• _Work instructions_:
Return each line containing "Goodbyes".

++++++++++

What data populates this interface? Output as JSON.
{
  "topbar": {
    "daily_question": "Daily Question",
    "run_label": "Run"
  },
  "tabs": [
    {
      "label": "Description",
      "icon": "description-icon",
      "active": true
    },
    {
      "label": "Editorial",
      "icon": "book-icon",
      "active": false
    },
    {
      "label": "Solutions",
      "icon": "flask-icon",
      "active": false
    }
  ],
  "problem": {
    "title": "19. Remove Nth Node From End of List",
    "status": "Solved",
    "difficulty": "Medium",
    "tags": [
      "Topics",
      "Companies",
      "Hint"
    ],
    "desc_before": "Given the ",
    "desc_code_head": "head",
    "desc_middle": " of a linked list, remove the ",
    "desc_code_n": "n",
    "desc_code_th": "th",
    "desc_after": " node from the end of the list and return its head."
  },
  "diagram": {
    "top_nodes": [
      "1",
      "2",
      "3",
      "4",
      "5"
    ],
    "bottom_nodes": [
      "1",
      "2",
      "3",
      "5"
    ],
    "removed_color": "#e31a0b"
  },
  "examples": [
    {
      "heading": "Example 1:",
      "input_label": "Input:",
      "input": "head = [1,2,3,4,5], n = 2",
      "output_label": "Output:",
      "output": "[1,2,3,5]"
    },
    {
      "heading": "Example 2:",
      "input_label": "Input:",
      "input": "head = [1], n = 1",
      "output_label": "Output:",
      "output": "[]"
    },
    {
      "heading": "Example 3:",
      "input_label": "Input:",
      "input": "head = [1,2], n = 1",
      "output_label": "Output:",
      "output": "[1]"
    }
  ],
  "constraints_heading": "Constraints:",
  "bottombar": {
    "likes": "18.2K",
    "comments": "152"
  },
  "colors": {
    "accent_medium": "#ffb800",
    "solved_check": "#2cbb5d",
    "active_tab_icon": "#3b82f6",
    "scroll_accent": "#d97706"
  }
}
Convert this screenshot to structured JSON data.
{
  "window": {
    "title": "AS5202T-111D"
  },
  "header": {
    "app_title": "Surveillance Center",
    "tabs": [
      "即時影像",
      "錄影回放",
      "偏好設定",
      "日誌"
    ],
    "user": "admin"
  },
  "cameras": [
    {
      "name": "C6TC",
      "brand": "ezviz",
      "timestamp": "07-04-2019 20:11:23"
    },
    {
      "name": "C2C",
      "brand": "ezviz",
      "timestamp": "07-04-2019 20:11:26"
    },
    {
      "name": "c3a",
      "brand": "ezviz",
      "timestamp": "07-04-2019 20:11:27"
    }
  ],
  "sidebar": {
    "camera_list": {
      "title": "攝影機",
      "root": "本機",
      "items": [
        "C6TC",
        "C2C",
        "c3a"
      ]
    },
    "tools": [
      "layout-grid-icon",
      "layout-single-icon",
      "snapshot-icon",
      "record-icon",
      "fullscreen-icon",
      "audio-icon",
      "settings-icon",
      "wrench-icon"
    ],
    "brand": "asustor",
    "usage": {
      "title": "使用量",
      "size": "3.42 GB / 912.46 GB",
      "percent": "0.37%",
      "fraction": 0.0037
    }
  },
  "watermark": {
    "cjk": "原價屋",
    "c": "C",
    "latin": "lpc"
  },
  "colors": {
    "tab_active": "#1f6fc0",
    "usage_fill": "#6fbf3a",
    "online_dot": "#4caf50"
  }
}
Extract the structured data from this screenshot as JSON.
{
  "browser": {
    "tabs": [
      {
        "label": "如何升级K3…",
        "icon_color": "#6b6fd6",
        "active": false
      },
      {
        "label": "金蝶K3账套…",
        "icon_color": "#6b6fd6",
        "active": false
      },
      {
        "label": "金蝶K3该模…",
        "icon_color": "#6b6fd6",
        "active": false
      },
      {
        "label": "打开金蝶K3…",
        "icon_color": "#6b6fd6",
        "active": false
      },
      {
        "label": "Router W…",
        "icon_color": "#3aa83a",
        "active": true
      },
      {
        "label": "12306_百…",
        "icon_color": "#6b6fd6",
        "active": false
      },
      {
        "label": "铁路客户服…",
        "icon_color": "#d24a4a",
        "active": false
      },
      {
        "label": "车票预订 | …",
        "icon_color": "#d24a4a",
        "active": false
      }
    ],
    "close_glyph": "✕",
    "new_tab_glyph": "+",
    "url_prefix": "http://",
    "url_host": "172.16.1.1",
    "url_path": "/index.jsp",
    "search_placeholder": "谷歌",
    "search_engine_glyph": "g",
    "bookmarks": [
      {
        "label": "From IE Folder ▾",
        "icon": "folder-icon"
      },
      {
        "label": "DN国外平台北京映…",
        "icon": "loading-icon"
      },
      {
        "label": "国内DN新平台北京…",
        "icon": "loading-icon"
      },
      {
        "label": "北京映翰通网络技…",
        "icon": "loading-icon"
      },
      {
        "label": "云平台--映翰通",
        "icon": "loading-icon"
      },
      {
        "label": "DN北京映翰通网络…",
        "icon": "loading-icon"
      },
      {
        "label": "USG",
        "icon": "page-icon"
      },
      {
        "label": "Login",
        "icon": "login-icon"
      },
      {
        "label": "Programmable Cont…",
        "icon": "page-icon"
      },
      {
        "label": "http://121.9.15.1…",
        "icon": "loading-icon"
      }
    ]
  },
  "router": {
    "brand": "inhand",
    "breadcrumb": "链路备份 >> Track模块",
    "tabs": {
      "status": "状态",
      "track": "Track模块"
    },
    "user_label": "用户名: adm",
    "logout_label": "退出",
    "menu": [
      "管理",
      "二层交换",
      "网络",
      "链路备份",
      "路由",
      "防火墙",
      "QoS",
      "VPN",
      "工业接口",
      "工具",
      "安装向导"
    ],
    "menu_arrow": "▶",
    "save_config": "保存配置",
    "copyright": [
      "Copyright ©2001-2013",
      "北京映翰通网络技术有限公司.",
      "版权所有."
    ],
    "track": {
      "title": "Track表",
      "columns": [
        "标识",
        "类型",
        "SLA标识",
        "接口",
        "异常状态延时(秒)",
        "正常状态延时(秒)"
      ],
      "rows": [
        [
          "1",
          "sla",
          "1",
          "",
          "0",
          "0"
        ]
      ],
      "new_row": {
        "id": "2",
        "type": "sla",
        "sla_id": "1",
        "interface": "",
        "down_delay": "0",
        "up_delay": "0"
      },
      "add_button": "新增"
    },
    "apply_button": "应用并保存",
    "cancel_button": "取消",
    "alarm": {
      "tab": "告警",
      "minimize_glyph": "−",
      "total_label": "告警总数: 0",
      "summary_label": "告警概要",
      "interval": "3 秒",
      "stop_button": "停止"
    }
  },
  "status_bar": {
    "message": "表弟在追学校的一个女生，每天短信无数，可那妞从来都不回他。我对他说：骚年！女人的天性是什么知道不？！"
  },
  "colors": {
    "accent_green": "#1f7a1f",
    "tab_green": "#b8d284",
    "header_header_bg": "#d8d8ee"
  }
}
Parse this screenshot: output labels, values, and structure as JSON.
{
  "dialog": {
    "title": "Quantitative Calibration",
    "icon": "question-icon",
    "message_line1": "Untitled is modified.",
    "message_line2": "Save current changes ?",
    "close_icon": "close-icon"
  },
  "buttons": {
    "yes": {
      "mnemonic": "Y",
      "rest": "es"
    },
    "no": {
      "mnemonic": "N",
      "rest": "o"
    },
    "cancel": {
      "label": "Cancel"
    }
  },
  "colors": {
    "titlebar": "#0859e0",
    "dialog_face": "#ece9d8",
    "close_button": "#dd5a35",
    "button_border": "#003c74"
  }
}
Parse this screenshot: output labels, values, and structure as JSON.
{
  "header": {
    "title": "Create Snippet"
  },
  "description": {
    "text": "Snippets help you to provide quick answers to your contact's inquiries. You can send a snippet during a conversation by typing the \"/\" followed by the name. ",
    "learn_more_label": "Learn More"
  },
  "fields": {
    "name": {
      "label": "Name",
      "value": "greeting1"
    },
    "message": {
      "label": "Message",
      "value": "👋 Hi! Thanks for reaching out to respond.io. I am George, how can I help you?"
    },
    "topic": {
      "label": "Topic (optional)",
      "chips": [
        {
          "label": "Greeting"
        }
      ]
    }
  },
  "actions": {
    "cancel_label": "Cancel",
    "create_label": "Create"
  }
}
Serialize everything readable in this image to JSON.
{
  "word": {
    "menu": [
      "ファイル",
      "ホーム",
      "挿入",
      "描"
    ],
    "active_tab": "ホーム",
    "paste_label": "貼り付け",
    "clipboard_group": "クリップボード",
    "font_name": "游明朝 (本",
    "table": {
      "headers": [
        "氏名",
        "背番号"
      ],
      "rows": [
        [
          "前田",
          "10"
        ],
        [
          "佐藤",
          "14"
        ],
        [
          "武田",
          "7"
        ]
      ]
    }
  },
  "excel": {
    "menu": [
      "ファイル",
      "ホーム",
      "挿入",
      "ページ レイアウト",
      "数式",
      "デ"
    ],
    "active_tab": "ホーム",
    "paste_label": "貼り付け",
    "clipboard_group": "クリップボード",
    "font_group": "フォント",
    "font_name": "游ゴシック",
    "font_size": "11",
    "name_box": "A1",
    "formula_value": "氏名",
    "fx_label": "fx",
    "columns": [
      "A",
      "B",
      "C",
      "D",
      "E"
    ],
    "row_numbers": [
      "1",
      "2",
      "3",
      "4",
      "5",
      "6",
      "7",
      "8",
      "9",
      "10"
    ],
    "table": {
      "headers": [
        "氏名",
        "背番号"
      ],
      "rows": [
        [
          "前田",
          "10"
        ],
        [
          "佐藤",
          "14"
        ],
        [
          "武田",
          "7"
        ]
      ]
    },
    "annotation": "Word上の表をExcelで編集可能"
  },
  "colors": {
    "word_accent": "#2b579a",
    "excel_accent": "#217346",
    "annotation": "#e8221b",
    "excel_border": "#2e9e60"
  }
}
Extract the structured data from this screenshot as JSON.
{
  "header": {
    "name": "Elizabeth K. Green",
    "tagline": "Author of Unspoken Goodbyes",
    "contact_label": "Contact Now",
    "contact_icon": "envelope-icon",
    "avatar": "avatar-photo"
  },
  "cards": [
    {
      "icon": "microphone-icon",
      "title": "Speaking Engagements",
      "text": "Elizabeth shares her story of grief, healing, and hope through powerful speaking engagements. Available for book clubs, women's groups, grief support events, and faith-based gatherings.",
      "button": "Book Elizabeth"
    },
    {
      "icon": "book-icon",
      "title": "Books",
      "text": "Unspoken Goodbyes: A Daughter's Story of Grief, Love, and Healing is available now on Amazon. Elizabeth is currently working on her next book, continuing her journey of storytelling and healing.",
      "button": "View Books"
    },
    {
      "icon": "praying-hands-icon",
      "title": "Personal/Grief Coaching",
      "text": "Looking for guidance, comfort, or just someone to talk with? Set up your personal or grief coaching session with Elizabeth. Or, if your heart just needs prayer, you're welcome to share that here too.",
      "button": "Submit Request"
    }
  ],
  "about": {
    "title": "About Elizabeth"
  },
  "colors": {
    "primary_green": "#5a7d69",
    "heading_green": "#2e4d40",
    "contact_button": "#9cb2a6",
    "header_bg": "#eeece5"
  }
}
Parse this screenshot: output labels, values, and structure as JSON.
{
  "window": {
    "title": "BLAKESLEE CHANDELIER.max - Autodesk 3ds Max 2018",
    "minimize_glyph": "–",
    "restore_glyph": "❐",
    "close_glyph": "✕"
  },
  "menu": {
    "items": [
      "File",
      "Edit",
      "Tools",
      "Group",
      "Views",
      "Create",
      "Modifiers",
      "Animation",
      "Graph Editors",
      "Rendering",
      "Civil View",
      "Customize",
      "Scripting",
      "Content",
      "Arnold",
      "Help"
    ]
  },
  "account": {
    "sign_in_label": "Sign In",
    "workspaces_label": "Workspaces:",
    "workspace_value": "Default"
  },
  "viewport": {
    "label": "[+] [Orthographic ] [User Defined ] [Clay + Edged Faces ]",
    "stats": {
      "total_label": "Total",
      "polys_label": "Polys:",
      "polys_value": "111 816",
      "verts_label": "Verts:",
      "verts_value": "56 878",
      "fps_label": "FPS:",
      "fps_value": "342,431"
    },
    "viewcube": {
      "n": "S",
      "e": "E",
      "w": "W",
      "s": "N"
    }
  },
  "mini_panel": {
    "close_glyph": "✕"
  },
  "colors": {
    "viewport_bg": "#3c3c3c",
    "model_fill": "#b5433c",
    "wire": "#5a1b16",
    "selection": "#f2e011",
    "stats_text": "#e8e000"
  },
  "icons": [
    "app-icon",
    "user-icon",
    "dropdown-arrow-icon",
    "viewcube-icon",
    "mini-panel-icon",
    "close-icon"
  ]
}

++++++++++

• _Solved exercise_:
    "tagline": "Author of Unspoken Goodbyes",
      "text": "Unspoken Goodbyes: A Daughter's Story of Grief, Love, and Healing is available now on Amazon. Elizabeth is currently working on her next book, continuing her journey of storytelling and healing.",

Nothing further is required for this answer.